-------- Records for the task --------

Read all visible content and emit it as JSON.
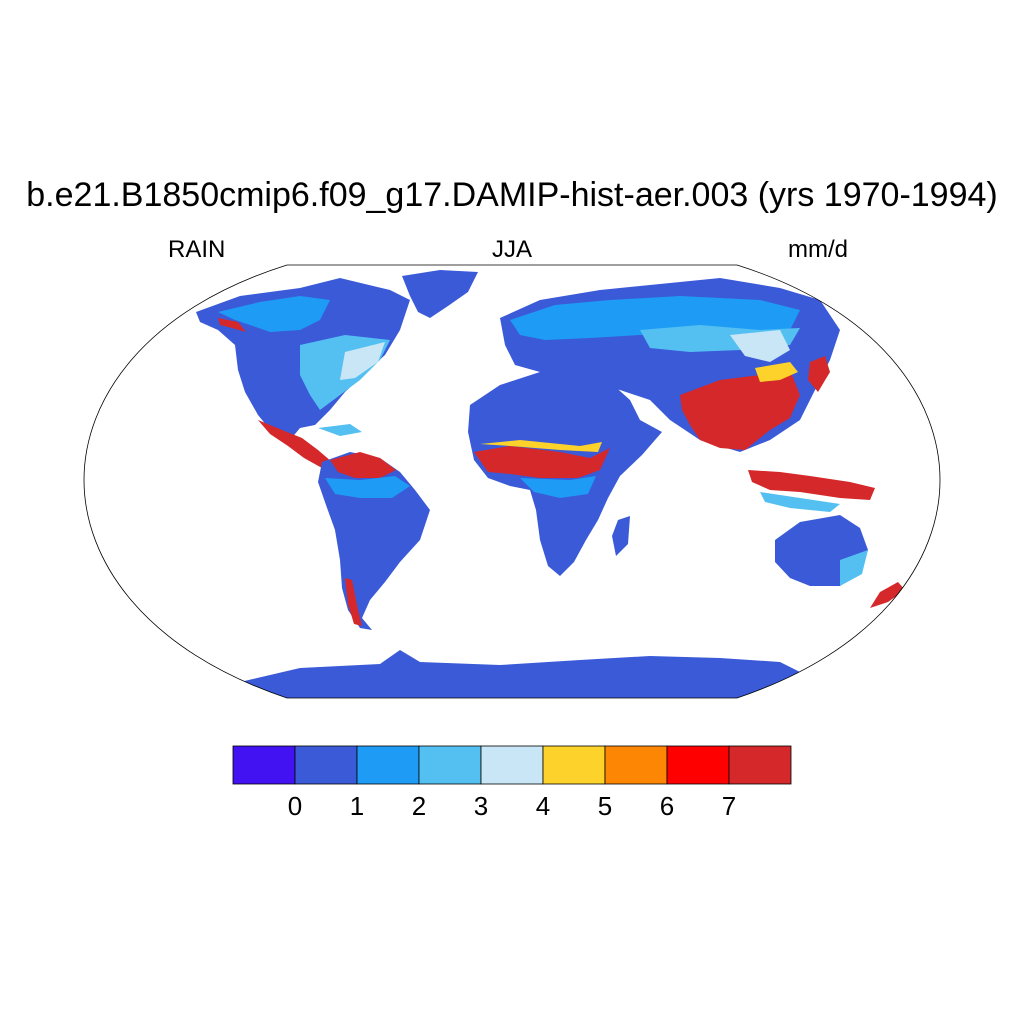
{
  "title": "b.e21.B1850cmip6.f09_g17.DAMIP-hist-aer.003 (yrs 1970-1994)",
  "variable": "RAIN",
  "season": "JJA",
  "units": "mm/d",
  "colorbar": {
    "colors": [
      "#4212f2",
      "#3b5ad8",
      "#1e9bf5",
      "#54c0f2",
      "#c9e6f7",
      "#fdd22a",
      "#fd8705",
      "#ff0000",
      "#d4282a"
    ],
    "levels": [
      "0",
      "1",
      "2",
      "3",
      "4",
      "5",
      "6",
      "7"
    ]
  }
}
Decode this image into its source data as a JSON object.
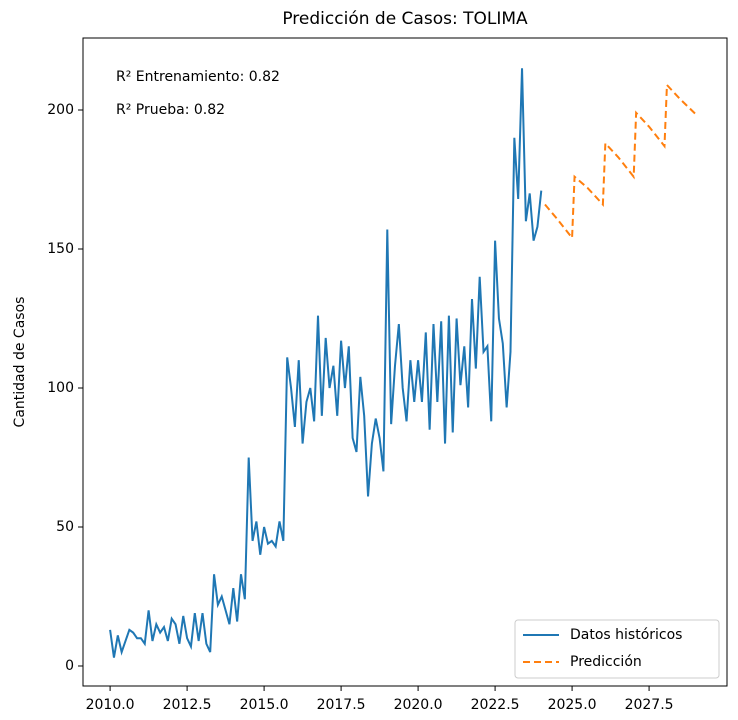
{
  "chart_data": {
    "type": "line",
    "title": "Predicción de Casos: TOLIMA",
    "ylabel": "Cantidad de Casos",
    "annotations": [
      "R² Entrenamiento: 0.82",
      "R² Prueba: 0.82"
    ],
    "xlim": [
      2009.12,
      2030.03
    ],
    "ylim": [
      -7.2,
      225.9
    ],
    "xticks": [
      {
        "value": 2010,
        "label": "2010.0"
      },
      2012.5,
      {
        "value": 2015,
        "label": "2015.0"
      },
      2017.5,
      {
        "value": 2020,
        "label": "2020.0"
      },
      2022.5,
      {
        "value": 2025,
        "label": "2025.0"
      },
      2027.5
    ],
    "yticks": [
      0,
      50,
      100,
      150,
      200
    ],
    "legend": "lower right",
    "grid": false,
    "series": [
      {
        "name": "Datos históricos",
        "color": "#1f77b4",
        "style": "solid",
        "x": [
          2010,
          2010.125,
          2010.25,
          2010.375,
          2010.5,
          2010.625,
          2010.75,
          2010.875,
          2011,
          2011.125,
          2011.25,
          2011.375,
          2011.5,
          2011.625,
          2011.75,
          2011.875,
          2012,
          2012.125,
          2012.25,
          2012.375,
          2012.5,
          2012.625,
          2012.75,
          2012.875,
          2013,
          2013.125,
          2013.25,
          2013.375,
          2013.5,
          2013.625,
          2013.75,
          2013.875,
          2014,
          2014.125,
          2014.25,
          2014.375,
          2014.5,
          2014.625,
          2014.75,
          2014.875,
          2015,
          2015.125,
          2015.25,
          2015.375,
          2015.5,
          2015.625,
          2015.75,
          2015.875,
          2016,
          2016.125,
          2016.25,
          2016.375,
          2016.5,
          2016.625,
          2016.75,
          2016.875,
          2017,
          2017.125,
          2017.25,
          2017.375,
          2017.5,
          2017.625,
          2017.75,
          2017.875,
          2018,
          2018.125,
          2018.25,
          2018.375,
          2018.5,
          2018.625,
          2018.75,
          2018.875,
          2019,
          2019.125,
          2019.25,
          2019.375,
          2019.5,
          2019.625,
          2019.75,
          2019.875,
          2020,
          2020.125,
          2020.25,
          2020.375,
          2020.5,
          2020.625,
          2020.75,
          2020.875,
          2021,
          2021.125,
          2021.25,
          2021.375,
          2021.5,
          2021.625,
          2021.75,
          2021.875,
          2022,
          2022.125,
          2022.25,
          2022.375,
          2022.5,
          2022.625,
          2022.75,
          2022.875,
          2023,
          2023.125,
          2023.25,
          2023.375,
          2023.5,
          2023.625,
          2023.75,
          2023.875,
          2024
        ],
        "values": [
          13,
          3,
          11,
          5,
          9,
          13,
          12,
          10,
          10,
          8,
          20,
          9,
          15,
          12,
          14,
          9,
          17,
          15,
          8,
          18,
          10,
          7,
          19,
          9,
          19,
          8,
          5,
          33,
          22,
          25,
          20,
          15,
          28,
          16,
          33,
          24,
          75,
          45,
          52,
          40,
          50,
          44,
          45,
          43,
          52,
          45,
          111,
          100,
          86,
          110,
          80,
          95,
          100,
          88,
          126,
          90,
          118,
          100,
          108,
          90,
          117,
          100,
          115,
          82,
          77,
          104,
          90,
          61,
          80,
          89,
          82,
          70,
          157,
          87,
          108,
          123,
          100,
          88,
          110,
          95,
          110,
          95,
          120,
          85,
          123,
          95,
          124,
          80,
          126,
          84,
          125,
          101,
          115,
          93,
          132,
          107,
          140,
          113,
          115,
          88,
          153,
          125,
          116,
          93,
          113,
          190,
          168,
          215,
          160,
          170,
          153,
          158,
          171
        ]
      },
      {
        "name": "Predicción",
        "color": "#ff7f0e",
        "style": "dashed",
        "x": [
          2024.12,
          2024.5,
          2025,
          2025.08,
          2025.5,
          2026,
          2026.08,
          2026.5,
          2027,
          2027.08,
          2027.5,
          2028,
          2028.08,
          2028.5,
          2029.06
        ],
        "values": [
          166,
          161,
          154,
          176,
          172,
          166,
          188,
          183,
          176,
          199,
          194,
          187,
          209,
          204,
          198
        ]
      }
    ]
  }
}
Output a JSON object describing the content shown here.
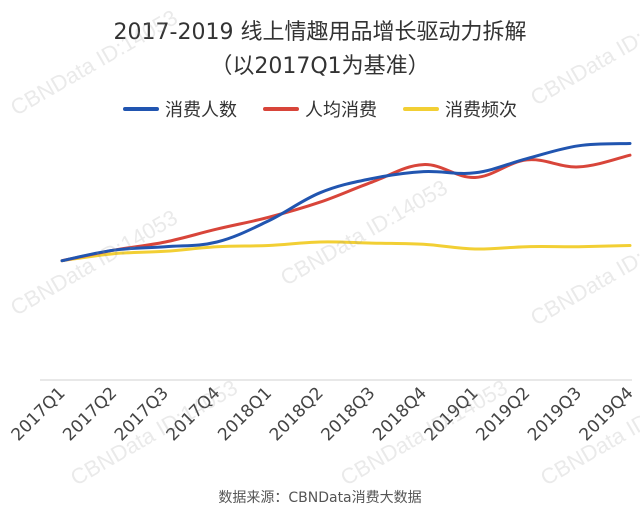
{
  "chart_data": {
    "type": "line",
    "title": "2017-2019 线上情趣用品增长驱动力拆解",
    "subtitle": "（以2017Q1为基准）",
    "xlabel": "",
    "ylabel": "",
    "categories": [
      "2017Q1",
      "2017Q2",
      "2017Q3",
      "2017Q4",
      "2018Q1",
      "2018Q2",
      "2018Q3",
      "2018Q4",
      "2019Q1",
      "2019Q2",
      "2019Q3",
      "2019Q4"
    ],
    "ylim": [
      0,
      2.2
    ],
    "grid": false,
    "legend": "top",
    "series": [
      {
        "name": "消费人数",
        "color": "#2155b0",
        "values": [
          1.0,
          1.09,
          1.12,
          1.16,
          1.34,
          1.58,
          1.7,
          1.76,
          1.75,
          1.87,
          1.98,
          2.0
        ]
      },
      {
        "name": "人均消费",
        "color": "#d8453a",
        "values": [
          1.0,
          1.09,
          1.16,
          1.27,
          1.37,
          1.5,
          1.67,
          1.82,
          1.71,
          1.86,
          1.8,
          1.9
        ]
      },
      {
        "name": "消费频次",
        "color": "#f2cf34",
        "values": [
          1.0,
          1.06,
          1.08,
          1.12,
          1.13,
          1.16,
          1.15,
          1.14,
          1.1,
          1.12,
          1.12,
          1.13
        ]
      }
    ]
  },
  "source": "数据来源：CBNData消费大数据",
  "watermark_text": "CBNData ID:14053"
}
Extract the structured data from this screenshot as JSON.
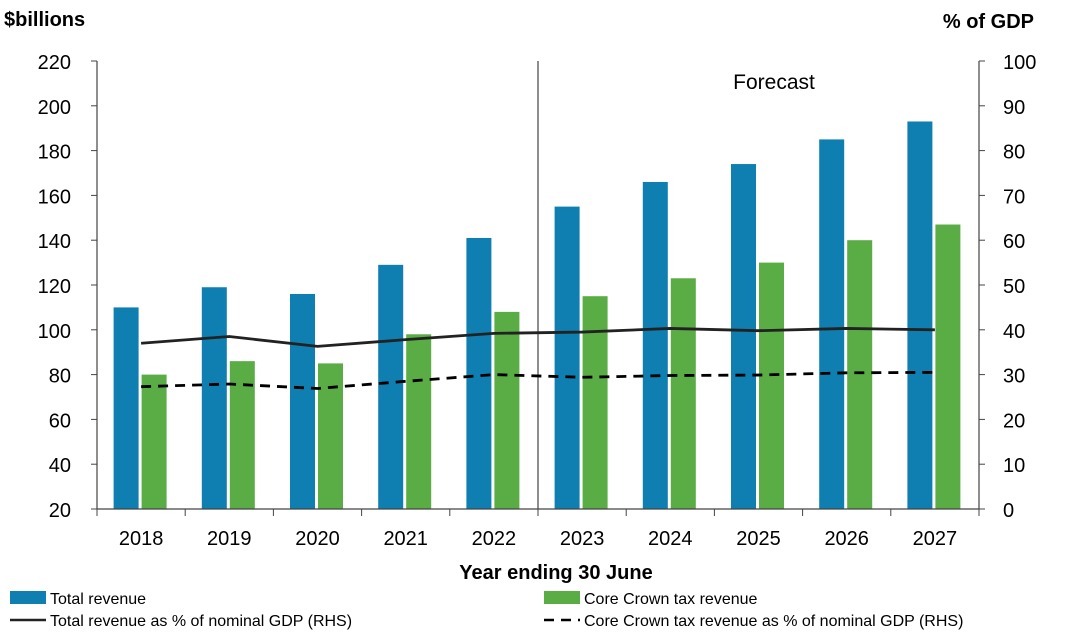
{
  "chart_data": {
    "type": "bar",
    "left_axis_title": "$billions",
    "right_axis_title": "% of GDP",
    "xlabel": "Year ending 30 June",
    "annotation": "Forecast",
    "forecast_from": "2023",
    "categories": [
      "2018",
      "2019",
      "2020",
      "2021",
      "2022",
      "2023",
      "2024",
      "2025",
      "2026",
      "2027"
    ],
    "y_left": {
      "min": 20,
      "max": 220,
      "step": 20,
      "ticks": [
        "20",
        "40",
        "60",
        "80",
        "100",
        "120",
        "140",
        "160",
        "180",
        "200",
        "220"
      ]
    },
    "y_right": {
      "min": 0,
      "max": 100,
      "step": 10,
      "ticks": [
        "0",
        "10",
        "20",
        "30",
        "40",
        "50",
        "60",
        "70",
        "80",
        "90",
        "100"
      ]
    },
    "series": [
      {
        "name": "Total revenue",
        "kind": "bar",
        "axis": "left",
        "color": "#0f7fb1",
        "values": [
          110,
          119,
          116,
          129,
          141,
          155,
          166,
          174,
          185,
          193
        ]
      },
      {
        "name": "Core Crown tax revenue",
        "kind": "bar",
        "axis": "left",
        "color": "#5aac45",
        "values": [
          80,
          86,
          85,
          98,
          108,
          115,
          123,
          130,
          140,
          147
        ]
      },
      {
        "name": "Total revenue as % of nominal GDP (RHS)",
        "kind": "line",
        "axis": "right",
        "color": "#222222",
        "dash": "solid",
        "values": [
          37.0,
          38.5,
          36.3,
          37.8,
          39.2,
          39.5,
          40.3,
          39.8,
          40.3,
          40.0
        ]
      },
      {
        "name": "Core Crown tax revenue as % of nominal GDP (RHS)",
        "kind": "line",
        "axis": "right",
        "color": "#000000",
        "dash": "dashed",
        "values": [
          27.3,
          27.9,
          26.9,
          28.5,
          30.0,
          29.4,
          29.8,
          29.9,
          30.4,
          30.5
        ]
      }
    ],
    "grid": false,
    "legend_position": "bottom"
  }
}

--------

- What is needed -
How many lines of the records contain the string "object"? Respond with the number alone.

- Output of the exercise -
2